▸ Excerpt provided
◆ ◆ ◆ ◆ ◆

Friday 6 November 2009

Yeah found a new alternative school...

From an article in the TES magazine this month I discovered the Acorn school in Nailsworth, Gloucestershire: a Steiner inspired independent school whose pupils are admitted to university (according to the head anyway) with no exams under their belts at all. This is one of the things I personally believe could be a tipping point if their ever was to be a move towards a freer more democratic education: if universities were to begin to accept pupils without exam qualifications from a number of schools then people would be forced to sit up and take notice. Especially pupils who are most closely exposed to the unfairness of formal examinations. Acorn School.

Sunday 7 June 2009

King Alfred's School

Tah-dah! My first success in my mission to seek out each and every 'slightly different' school in the UK. I had never heard of this place before but it sounds AMAZING! Its not necessarily that outrageously different from anywhere else- it just sounds sensible. Here is how they describe themselves:

"KAS continues to stand out from the prevailing educational environment as a school that achieves academic success without excessive pressure and social success through the development of relationships and responsibility rather than external discipline. Co-education, mixed ability, all ages and non-denomination are some essential and enduring characteristics. Informality is typified by the use of first names, the absence of uniform and as few rules as can be managed within a community. Above all, it is a school that is genuinely loved by students, parents and staff alike."

◆ ◆ ◆ ◆ ◆

▸ Labeled region entries
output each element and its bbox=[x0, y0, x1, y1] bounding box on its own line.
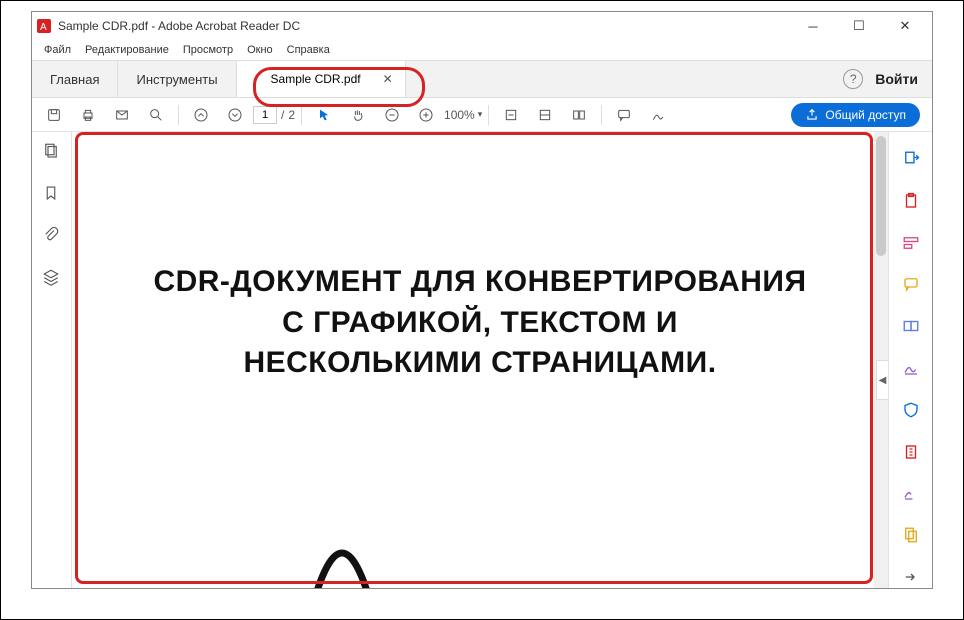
combine-icon[interactable] bbox=[900, 315, 922, 337]
window-title: Sample CDR.pdf - Adobe Acrobat Reader DC bbox=[58, 19, 300, 33]
menu-help[interactable]: Справка bbox=[281, 42, 336, 58]
redact-icon[interactable] bbox=[900, 483, 922, 505]
hand-icon[interactable] bbox=[342, 101, 374, 129]
document-graphic bbox=[282, 488, 402, 588]
maximize-button[interactable]: ☐ bbox=[836, 12, 882, 40]
view-mode-icon[interactable] bbox=[563, 101, 595, 129]
share-label: Общий доступ bbox=[825, 108, 906, 122]
scrollbar-thumb[interactable] bbox=[876, 136, 886, 256]
page-current-input[interactable] bbox=[253, 106, 277, 124]
mail-icon[interactable] bbox=[106, 101, 138, 129]
close-button[interactable]: ✕ bbox=[882, 12, 928, 40]
edit-pdf-icon[interactable] bbox=[900, 232, 922, 254]
zoom-in-icon[interactable] bbox=[410, 101, 442, 129]
menu-file[interactable]: Файл bbox=[38, 42, 77, 58]
print-icon[interactable] bbox=[72, 101, 104, 129]
document-headline: CDR-ДОКУМЕНТ ДЛЯ КОНВЕРТИРОВАНИЯ С ГРАФИ… bbox=[92, 262, 868, 384]
toolbar: / 2 100%▾ Общий доступ bbox=[32, 98, 932, 132]
titlebar: A Sample CDR.pdf - Adobe Acrobat Reader … bbox=[32, 12, 932, 40]
organize-icon[interactable] bbox=[900, 524, 922, 546]
more-tools-icon[interactable] bbox=[900, 566, 922, 588]
page-indicator: / 2 bbox=[253, 106, 295, 124]
menu-edit[interactable]: Редактирование bbox=[79, 42, 175, 58]
menu-window[interactable]: Окно bbox=[241, 42, 279, 58]
bookmark-icon[interactable] bbox=[42, 184, 62, 204]
menubar: Файл Редактирование Просмотр Окно Справк… bbox=[32, 40, 932, 60]
login-button[interactable]: Войти bbox=[875, 71, 918, 87]
svg-text:A: A bbox=[40, 22, 47, 33]
right-panel-toggle[interactable]: ◀ bbox=[876, 360, 888, 400]
tab-close-icon[interactable]: ✕ bbox=[379, 70, 397, 88]
save-icon[interactable] bbox=[38, 101, 70, 129]
protect-icon[interactable] bbox=[900, 399, 922, 421]
headline-line2: С ГРАФИКОЙ, ТЕКСТОМ И bbox=[92, 303, 868, 344]
sign-icon[interactable] bbox=[642, 101, 674, 129]
tab-tools[interactable]: Инструменты bbox=[118, 61, 236, 97]
search-icon[interactable] bbox=[140, 101, 172, 129]
tab-document[interactable]: Sample CDR.pdf ✕ bbox=[237, 61, 406, 97]
comment-icon[interactable] bbox=[608, 101, 640, 129]
page-up-icon[interactable] bbox=[185, 101, 217, 129]
help-icon[interactable]: ? bbox=[843, 69, 863, 89]
fit-page-icon[interactable] bbox=[529, 101, 561, 129]
tab-document-label: Sample CDR.pdf bbox=[271, 72, 361, 86]
page-total: 2 bbox=[288, 108, 295, 122]
page-down-icon[interactable] bbox=[219, 101, 251, 129]
fill-sign-icon[interactable] bbox=[900, 357, 922, 379]
compress-icon[interactable] bbox=[900, 441, 922, 463]
pointer-icon[interactable] bbox=[308, 101, 340, 129]
create-pdf-icon[interactable] bbox=[900, 190, 922, 212]
thumbnails-icon[interactable] bbox=[42, 142, 62, 162]
page-sep: / bbox=[281, 108, 284, 122]
tab-home[interactable]: Главная bbox=[32, 61, 118, 97]
document-page[interactable]: CDR-ДОКУМЕНТ ДЛЯ КОНВЕРТИРОВАНИЯ С ГРАФИ… bbox=[72, 132, 888, 588]
body: CDR-ДОКУМЕНТ ДЛЯ КОНВЕРТИРОВАНИЯ С ГРАФИ… bbox=[32, 132, 932, 588]
menu-view[interactable]: Просмотр bbox=[177, 42, 239, 58]
right-sidebar bbox=[888, 132, 932, 588]
app-icon: A bbox=[36, 18, 52, 34]
comment-tool-icon[interactable] bbox=[900, 273, 922, 295]
minimize-button[interactable]: ─ bbox=[790, 12, 836, 40]
document-area: CDR-ДОКУМЕНТ ДЛЯ КОНВЕРТИРОВАНИЯ С ГРАФИ… bbox=[72, 132, 888, 588]
headline-line1: CDR-ДОКУМЕНТ ДЛЯ КОНВЕРТИРОВАНИЯ bbox=[92, 262, 868, 303]
left-sidebar bbox=[32, 132, 72, 588]
attachment-icon[interactable] bbox=[42, 226, 62, 246]
zoom-level[interactable]: 100%▾ bbox=[444, 108, 482, 122]
headline-line3: НЕСКОЛЬКИМИ СТРАНИЦАМИ. bbox=[92, 343, 868, 384]
export-pdf-icon[interactable] bbox=[900, 148, 922, 170]
layers-icon[interactable] bbox=[42, 268, 62, 288]
fit-width-icon[interactable] bbox=[495, 101, 527, 129]
share-button[interactable]: Общий доступ bbox=[791, 103, 920, 127]
app-window: A Sample CDR.pdf - Adobe Acrobat Reader … bbox=[31, 11, 933, 589]
tabbar: Главная Инструменты Sample CDR.pdf ✕ ? В… bbox=[32, 60, 932, 98]
zoom-out-icon[interactable] bbox=[376, 101, 408, 129]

◆ ◆ ◆ ◆ ◆

▸ Directions
**a.** In the blog excerpt on alternative schools, which characteristics does the quoted self-description of King Alfred's School call essential and enduring? List them all.
**b.** From the blog excerpt on alternative schools, return the passage that opens with the words containing "Yeah found a" and closes with "examinations. Acorn School.".
**c.** Take the blog excerpt on alternative schools further, continuing from its final sentence.

▸ Task results
**a.** Co-education, mixed ability, all ages, and non-denomination.

**b.**
Yeah found a new alternative school...

From an article in the TES magazine this month I discovered the Acorn school in Nailsworth, Gloucestershire: a Steiner inspired independent school whose pupils are admitted to university (according to the head anyway) with no exams under their belts at all. This is one of the things I personally believe could be a tipping point if their ever was to be a move towards a freer more democratic education: if universities were to begin to accept pupils without exam qualifications from a number of schools then people would be forced to sit up and take notice. Especially pupils who are most closely exposed to the unfairness of formal examinations. Acorn School.

**c.**
I find it interesting that they describe themselves repeatedly as both secular and non-denominational.

Wednesday 13 May 2009

Democratic Education International Seminar

Thanks to Kim for this
01 Jul 09 - 08 Jul 09
Transnational Perspectives on Democratic Education: an intensive international seminar and taught course

Institute of Education, University of London

In association with University of Wisconsin Madison; University of Melbourne; International Centre for Education for Democratic Citizenship

This intensive programme aimed at educators combines keynote lectures by world renowned academics; active workshops involving the keynotes and a programme of visits. It is offered as an accredited master’s module and will also be of interest to doctoral students and those seeking a one-off refreshing short course.

Confirmed speakers include: Michael Apple, Diana Hess, Gloria Ladson-Billings from Madison; Johanna Wyn and Julie McLeod from Melbourne; Michael Fielding, David Gillborn, Ann Phoenix, Hugh Starkey from London.

Activities and workshops include: seminar hosted by Parliamentary Education Service; visit to schools implementing human rights and citizenship education; whole school human rights education with UNICEF UK and Amnesty International; using multicultural resources of Museum of London; new media and democratic participation.

Participants will join an online pre-sessional forum hosted on a specially developed website and moderated by course faculty.

The aims of this programme are:

? To explore transnational perspectives on democratic education by drawing on experience and scholarship from three national contexts.

? To provide opportunities for in depth engagement both with leading scholars acting as faculty and with students from other universities.

? To engage with institutions and cultural artefacts in the host city that have relevance to struggles for democracy and education.

The themes addressed are:

What is democracy? Why study democratic education, and why now? Tensions and challenges in democratic agendas in different national and transnational agenda; lack of conceptual clarity?

What is citizenship? Changing forms and challenges (national, cosmopolitan, citizenship across difference)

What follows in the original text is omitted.